:: Work instructions ::
Quote every entry word for word.
--- begin Entries ---
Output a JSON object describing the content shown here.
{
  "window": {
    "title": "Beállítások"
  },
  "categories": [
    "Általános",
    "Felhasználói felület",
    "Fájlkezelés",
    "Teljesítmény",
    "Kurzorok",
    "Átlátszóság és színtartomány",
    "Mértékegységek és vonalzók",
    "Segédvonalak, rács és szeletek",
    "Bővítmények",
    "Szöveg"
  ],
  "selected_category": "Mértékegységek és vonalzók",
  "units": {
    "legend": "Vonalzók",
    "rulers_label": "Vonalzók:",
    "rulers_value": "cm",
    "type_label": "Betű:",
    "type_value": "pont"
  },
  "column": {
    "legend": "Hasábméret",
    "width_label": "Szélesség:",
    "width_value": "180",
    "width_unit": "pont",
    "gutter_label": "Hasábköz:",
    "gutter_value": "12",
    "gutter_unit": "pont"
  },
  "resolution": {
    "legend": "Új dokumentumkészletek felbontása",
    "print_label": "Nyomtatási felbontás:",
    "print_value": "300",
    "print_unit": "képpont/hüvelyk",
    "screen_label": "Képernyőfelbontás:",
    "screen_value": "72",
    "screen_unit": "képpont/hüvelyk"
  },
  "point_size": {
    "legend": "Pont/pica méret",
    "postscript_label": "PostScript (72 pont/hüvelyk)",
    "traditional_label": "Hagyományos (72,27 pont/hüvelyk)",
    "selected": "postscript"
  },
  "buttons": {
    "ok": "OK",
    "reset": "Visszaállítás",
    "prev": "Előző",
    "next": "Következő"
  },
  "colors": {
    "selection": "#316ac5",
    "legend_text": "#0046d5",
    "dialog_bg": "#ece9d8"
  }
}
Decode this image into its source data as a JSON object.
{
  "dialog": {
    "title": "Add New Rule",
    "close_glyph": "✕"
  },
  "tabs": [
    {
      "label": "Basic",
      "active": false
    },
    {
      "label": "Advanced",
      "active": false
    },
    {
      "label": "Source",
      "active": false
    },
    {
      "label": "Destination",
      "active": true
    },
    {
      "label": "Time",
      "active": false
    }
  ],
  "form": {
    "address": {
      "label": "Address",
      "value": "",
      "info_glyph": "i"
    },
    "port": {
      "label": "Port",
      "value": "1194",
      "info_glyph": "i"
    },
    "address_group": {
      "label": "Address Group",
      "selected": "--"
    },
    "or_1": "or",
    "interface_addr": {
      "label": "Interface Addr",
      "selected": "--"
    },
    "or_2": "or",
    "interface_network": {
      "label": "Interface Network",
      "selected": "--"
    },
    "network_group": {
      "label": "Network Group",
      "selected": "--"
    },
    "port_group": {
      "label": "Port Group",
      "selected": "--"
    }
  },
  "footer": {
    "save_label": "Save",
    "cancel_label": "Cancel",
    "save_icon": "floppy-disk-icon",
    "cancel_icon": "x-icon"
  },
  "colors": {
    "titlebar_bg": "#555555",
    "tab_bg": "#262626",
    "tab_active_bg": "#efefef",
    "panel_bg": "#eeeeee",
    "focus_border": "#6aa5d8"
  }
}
--- end Entries ---
:: Result of the task ::
Output a JSON object describing the content shown here.
{
  "window": {
    "title": "Beállítások"
  },
  "categories": [
    "Általános",
    "Felhasználói felület",
    "Fájlkezelés",
    "Teljesítmény",
    "Kurzorok",
    "Átlátszóság és színtartomány",
    "Mértékegységek és vonalzók",
    "Segédvonalak, rács és szeletek",
    "Bővítmények",
    "Szöveg"
  ],
  "selected_category": "Mértékegységek és vonalzók",
  "units": {
    "legend": "Vonalzók",
    "rulers_label": "Vonalzók:",
    "rulers_value": "cm",
    "type_label": "Betű:",
    "type_value": "pont"
  },
  "column": {
    "legend": "Hasábméret",
    "width_label": "Szélesség:",
    "width_value": "180",
    "width_unit": "pont",
    "gutter_label": "Hasábköz:",
    "gutter_value": "12",
    "gutter_unit": "pont"
  },
  "resolution": {
    "legend": "Új dokumentumkészletek felbontása",
    "print_label": "Nyomtatási felbontás:",
    "print_value": "300",
    "print_unit": "képpont/hüvelyk",
    "screen_label": "Képernyőfelbontás:",
    "screen_value": "72",
    "screen_unit": "képpont/hüvelyk"
  },
  "point_size": {
    "legend": "Pont/pica méret",
    "postscript_label": "PostScript (72 pont/hüvelyk)",
    "traditional_label": "Hagyományos (72,27 pont/hüvelyk)",
    "selected": "postscript"
  },
  "buttons": {
    "ok": "OK",
    "reset": "Visszaállítás",
    "prev": "Előző",
    "next": "Következő"
  },
  "colors": {
    "selection": "#316ac5",
    "legend_text": "#0046d5",
    "dialog_bg": "#ece9d8"
  }
}
Decode this image into its source data as a JSON object.
{
  "dialog": {
    "title": "Add New Rule",
    "close_glyph": "✕"
  },
  "tabs": [
    {
      "label": "Basic",
      "active": false
    },
    {
      "label": "Advanced",
      "active": false
    },
    {
      "label": "Source",
      "active": false
    },
    {
      "label": "Destination",
      "active": true
    },
    {
      "label": "Time",
      "active": false
    }
  ],
  "form": {
    "address": {
      "label": "Address",
      "value": "",
      "info_glyph": "i"
    },
    "port": {
      "label": "Port",
      "value": "1194",
      "info_glyph": "i"
    },
    "address_group": {
      "label": "Address Group",
      "selected": "--"
    },
    "or_1": "or",
    "interface_addr": {
      "label": "Interface Addr",
      "selected": "--"
    },
    "or_2": "or",
    "interface_network": {
      "label": "Interface Network",
      "selected": "--"
    },
    "network_group": {
      "label": "Network Group",
      "selected": "--"
    },
    "port_group": {
      "label": "Port Group",
      "selected": "--"
    }
  },
  "footer": {
    "save_label": "Save",
    "cancel_label": "Cancel",
    "save_icon": "floppy-disk-icon",
    "cancel_icon": "x-icon"
  },
  "colors": {
    "titlebar_bg": "#555555",
    "tab_bg": "#262626",
    "tab_active_bg": "#efefef",
    "panel_bg": "#eeeeee",
    "focus_border": "#6aa5d8"
  }
}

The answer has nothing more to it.